WHAT IS EXPECTED:
Extract every line that contains the word "were".

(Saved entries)
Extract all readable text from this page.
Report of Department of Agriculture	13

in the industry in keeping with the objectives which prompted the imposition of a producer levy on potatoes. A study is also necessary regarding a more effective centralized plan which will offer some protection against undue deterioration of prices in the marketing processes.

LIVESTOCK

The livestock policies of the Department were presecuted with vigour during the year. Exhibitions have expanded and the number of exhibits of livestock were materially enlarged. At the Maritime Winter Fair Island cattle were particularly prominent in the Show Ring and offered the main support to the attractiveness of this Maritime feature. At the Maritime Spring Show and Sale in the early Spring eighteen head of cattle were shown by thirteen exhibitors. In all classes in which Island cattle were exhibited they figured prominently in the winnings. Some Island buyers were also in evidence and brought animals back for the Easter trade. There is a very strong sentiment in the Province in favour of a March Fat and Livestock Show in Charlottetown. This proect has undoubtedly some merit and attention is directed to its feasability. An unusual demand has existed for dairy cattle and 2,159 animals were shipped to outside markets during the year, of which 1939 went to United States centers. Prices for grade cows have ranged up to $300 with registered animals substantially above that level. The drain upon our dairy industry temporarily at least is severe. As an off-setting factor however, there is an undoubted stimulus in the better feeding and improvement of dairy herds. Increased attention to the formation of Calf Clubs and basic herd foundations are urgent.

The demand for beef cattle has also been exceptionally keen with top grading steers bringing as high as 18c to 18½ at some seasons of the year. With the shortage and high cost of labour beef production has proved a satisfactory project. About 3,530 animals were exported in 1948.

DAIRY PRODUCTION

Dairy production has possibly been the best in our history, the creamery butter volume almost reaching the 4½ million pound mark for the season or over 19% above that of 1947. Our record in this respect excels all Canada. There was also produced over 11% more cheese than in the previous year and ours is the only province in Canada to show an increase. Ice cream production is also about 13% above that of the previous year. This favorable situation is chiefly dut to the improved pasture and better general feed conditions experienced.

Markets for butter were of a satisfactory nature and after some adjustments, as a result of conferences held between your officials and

RIGHT ANSWER:
The livestock policies of the Department were presecuted with vigour during the year. Exhibitions have expanded and the number of exhibits of livestock were materially enlarged. At the Maritime Winter Fair Island cattle were particularly prominent in the Show Ring and offered the main support to the attractiveness of this Maritime feature. At the Maritime Spring Show and Sale in the early Spring eighteen head of cattle were shown by thirteen exhibitors. In all classes in which Island cattle were exhibited they figured prominently in the winnings. Some Island buyers were also in evidence and brought animals back for the Easter trade. There is a very strong sentiment in the Province in favour of a March Fat and Livestock Show in Charlottetown. This proect has undoubtedly some merit and attention is directed to its feasability. An unusual demand has existed for dairy cattle and 2,159 animals were shipped to outside markets during the year, of which 1939 went to United States centers. Prices for grade cows have ranged up to $300 with registered animals substantially above that level. The drain upon our dairy industry temporarily at least is severe. As an off-setting factor however, there is an undoubted stimulus in the better feeding and improvement of dairy herds. Increased attention to the formation of Calf Clubs and basic herd foundations are urgent.
The demand for beef cattle has also been exceptionally keen with top grading steers bringing as high as 18c to 18½ at some seasons of the year. With the shortage and high cost of labour beef production has proved a satisfactory project. About 3,530 animals were exported in 1948.
Markets for butter were of a satisfactory nature and after some adjustments, as a result of conferences held between your officials and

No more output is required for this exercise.